Using the listing below, copy every line that mentions "JSON".
* * * * * * *
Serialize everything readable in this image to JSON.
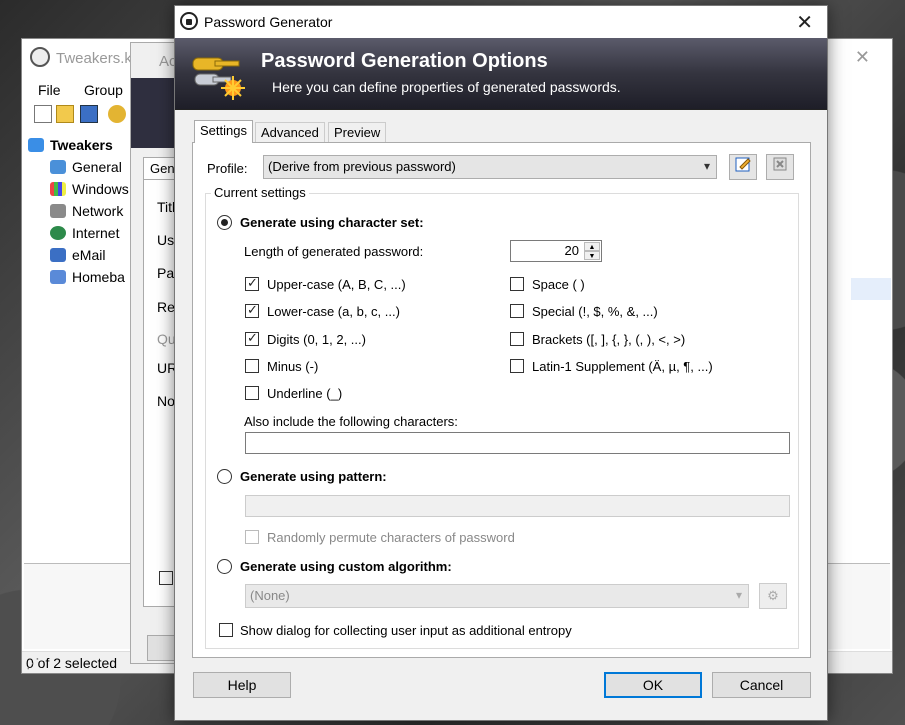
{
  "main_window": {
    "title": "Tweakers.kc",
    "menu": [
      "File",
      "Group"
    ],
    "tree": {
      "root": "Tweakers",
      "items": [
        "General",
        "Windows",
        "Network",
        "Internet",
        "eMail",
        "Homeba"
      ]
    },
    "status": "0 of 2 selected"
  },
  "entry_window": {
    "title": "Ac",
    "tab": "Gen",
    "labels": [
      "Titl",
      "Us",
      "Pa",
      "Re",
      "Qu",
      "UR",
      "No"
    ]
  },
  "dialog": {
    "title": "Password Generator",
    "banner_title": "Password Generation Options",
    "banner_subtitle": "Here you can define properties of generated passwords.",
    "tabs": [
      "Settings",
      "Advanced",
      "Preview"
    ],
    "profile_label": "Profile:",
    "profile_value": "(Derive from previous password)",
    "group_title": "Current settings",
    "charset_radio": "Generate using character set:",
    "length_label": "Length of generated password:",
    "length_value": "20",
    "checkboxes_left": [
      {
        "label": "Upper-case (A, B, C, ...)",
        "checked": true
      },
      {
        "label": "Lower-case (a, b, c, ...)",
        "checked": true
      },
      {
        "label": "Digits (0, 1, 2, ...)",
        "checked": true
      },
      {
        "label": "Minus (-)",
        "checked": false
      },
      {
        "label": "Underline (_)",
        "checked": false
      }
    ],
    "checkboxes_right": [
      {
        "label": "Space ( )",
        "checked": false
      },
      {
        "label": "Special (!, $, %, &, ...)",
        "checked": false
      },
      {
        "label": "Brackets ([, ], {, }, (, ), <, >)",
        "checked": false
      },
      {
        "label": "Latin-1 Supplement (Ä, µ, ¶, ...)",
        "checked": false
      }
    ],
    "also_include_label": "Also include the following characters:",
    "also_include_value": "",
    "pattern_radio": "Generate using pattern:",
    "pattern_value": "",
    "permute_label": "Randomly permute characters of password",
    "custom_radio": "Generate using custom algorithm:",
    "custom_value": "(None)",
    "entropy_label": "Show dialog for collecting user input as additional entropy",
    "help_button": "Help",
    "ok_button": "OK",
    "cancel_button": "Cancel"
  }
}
* * * * * * *
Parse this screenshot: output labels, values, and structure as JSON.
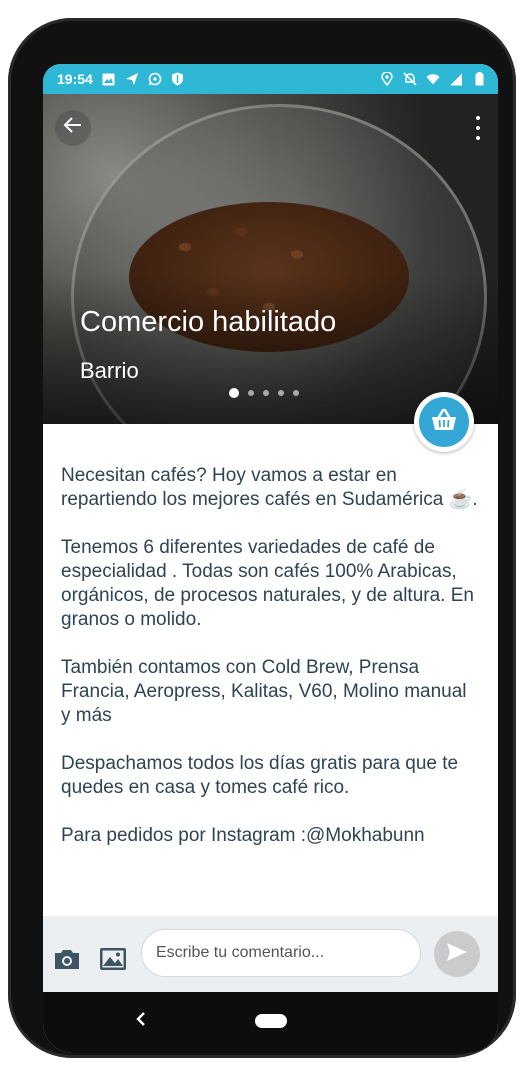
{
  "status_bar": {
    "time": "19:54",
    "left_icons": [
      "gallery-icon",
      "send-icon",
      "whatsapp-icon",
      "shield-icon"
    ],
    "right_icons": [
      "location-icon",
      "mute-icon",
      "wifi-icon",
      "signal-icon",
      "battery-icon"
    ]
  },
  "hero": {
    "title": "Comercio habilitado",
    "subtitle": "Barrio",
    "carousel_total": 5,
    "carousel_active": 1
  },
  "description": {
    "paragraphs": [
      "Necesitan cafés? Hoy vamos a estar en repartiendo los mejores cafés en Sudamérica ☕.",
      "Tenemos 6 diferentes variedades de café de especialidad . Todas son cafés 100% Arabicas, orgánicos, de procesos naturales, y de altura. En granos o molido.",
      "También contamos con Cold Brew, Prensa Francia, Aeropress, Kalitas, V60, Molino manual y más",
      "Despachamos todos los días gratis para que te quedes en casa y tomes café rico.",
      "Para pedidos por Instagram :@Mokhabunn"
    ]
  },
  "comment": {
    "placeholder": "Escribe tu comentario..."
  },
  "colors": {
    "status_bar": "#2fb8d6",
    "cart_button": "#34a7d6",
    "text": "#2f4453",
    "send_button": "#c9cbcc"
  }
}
* * * * * * *
**EXERCISE RESULT**
Serialize everything readable in this image to JSON.
Parse this screenshot: output labels, values, and structure as JSON.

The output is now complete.